- [Objective]:
Exactly reproduce each entry, leaving out nothing.

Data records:
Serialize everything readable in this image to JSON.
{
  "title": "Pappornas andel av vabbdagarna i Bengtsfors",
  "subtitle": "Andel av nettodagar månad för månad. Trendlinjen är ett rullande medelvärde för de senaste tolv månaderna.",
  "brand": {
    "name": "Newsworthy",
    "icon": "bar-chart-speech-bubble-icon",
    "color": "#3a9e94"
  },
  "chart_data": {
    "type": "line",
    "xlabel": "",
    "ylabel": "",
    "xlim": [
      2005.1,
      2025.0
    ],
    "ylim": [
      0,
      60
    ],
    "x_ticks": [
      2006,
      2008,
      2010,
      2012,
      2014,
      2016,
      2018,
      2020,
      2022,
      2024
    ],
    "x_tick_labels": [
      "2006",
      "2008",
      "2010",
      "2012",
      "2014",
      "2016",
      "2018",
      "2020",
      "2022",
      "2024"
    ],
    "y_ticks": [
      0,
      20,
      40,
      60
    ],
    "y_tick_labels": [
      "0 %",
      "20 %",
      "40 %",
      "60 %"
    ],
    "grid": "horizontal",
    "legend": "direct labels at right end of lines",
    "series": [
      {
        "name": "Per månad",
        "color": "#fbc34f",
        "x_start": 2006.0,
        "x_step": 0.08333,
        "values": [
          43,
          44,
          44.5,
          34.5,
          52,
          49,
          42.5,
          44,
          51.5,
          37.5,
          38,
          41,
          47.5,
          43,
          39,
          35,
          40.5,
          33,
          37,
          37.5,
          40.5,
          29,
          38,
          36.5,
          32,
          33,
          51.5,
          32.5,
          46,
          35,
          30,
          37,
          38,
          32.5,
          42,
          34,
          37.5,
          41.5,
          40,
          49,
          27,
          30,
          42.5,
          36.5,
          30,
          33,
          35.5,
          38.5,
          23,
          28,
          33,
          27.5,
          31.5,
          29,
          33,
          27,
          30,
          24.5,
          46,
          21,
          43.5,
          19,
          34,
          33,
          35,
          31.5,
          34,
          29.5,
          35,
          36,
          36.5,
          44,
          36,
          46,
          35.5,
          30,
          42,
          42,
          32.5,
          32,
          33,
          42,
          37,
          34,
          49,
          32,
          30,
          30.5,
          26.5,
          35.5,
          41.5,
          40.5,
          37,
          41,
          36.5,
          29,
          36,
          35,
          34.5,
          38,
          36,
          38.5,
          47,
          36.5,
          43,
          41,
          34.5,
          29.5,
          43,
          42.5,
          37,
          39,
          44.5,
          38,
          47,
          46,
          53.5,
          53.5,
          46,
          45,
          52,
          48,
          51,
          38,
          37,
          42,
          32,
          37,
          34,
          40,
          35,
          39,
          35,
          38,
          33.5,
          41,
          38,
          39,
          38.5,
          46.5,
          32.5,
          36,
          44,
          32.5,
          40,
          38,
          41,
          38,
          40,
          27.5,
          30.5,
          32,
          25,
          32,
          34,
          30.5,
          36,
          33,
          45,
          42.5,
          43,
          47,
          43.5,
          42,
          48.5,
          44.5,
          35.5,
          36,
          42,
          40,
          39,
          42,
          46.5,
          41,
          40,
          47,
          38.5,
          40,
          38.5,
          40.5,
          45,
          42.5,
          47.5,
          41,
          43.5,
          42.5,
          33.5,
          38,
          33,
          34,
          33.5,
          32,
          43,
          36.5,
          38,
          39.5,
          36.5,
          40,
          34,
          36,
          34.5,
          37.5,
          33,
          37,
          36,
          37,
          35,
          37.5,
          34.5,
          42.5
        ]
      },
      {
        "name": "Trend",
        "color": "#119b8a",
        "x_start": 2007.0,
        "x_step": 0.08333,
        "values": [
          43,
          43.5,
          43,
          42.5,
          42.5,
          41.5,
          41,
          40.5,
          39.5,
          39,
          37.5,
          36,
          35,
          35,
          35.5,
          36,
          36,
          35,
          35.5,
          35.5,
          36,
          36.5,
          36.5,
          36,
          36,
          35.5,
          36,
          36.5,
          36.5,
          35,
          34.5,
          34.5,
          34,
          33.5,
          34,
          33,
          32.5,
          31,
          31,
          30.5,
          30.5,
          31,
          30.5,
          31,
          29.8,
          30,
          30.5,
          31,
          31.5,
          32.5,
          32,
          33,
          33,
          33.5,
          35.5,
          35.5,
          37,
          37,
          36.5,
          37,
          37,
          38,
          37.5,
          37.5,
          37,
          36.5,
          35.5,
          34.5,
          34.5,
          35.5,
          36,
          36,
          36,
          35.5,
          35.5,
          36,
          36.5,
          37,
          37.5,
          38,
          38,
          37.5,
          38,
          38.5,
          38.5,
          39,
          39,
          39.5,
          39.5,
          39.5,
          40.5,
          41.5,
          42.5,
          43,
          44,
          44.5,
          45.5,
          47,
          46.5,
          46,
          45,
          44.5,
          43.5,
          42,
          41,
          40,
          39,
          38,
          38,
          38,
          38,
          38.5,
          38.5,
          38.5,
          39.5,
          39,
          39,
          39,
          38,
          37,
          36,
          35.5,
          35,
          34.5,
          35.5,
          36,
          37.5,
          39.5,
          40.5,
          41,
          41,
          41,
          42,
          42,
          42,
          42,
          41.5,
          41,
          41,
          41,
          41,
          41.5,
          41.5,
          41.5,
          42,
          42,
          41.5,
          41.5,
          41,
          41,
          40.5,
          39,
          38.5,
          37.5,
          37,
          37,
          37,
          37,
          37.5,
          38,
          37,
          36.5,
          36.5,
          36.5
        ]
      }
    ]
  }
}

- [Answer]:
Serialize everything readable in this image to JSON.
{
  "title": "Pappornas andel av vabbdagarna i Bengtsfors",
  "subtitle": "Andel av nettodagar månad för månad. Trendlinjen är ett rullande medelvärde för de senaste tolv månaderna.",
  "brand": {
    "name": "Newsworthy",
    "icon": "bar-chart-speech-bubble-icon",
    "color": "#3a9e94"
  },
  "chart_data": {
    "type": "line",
    "xlabel": "",
    "ylabel": "",
    "xlim": [
      2005.1,
      2025.0
    ],
    "ylim": [
      0,
      60
    ],
    "x_ticks": [
      2006,
      2008,
      2010,
      2012,
      2014,
      2016,
      2018,
      2020,
      2022,
      2024
    ],
    "x_tick_labels": [
      "2006",
      "2008",
      "2010",
      "2012",
      "2014",
      "2016",
      "2018",
      "2020",
      "2022",
      "2024"
    ],
    "y_ticks": [
      0,
      20,
      40,
      60
    ],
    "y_tick_labels": [
      "0 %",
      "20 %",
      "40 %",
      "60 %"
    ],
    "grid": "horizontal",
    "legend": "direct labels at right end of lines",
    "series": [
      {
        "name": "Per månad",
        "color": "#fbc34f",
        "x_start": 2006.0,
        "x_step": 0.08333,
        "values": [
          43,
          44,
          44.5,
          34.5,
          52,
          49,
          42.5,
          44,
          51.5,
          37.5,
          38,
          41,
          47.5,
          43,
          39,
          35,
          40.5,
          33,
          37,
          37.5,
          40.5,
          29,
          38,
          36.5,
          32,
          33,
          51.5,
          32.5,
          46,
          35,
          30,
          37,
          38,
          32.5,
          42,
          34,
          37.5,
          41.5,
          40,
          49,
          27,
          30,
          42.5,
          36.5,
          30,
          33,
          35.5,
          38.5,
          23,
          28,
          33,
          27.5,
          31.5,
          29,
          33,
          27,
          30,
          24.5,
          46,
          21,
          43.5,
          19,
          34,
          33,
          35,
          31.5,
          34,
          29.5,
          35,
          36,
          36.5,
          44,
          36,
          46,
          35.5,
          30,
          42,
          42,
          32.5,
          32,
          33,
          42,
          37,
          34,
          49,
          32,
          30,
          30.5,
          26.5,
          35.5,
          41.5,
          40.5,
          37,
          41,
          36.5,
          29,
          36,
          35,
          34.5,
          38,
          36,
          38.5,
          47,
          36.5,
          43,
          41,
          34.5,
          29.5,
          43,
          42.5,
          37,
          39,
          44.5,
          38,
          47,
          46,
          53.5,
          53.5,
          46,
          45,
          52,
          48,
          51,
          38,
          37,
          42,
          32,
          37,
          34,
          40,
          35,
          39,
          35,
          38,
          33.5,
          41,
          38,
          39,
          38.5,
          46.5,
          32.5,
          36,
          44,
          32.5,
          40,
          38,
          41,
          38,
          40,
          27.5,
          30.5,
          32,
          25,
          32,
          34,
          30.5,
          36,
          33,
          45,
          42.5,
          43,
          47,
          43.5,
          42,
          48.5,
          44.5,
          35.5,
          36,
          42,
          40,
          39,
          42,
          46.5,
          41,
          40,
          47,
          38.5,
          40,
          38.5,
          40.5,
          45,
          42.5,
          47.5,
          41,
          43.5,
          42.5,
          33.5,
          38,
          33,
          34,
          33.5,
          32,
          43,
          36.5,
          38,
          39.5,
          36.5,
          40,
          34,
          36,
          34.5,
          37.5,
          33,
          37,
          36,
          37,
          35,
          37.5,
          34.5,
          42.5
        ]
      },
      {
        "name": "Trend",
        "color": "#119b8a",
        "x_start": 2007.0,
        "x_step": 0.08333,
        "values": [
          43,
          43.5,
          43,
          42.5,
          42.5,
          41.5,
          41,
          40.5,
          39.5,
          39,
          37.5,
          36,
          35,
          35,
          35.5,
          36,
          36,
          35,
          35.5,
          35.5,
          36,
          36.5,
          36.5,
          36,
          36,
          35.5,
          36,
          36.5,
          36.5,
          35,
          34.5,
          34.5,
          34,
          33.5,
          34,
          33,
          32.5,
          31,
          31,
          30.5,
          30.5,
          31,
          30.5,
          31,
          29.8,
          30,
          30.5,
          31,
          31.5,
          32.5,
          32,
          33,
          33,
          33.5,
          35.5,
          35.5,
          37,
          37,
          36.5,
          37,
          37,
          38,
          37.5,
          37.5,
          37,
          36.5,
          35.5,
          34.5,
          34.5,
          35.5,
          36,
          36,
          36,
          35.5,
          35.5,
          36,
          36.5,
          37,
          37.5,
          38,
          38,
          37.5,
          38,
          38.5,
          38.5,
          39,
          39,
          39.5,
          39.5,
          39.5,
          40.5,
          41.5,
          42.5,
          43,
          44,
          44.5,
          45.5,
          47,
          46.5,
          46,
          45,
          44.5,
          43.5,
          42,
          41,
          40,
          39,
          38,
          38,
          38,
          38,
          38.5,
          38.5,
          38.5,
          39.5,
          39,
          39,
          39,
          38,
          37,
          36,
          35.5,
          35,
          34.5,
          35.5,
          36,
          37.5,
          39.5,
          40.5,
          41,
          41,
          41,
          42,
          42,
          42,
          42,
          41.5,
          41,
          41,
          41,
          41,
          41.5,
          41.5,
          41.5,
          42,
          42,
          41.5,
          41.5,
          41,
          41,
          40.5,
          39,
          38.5,
          37.5,
          37,
          37,
          37,
          37,
          37.5,
          38,
          37,
          36.5,
          36.5,
          36.5
        ]
      }
    ]
  }
}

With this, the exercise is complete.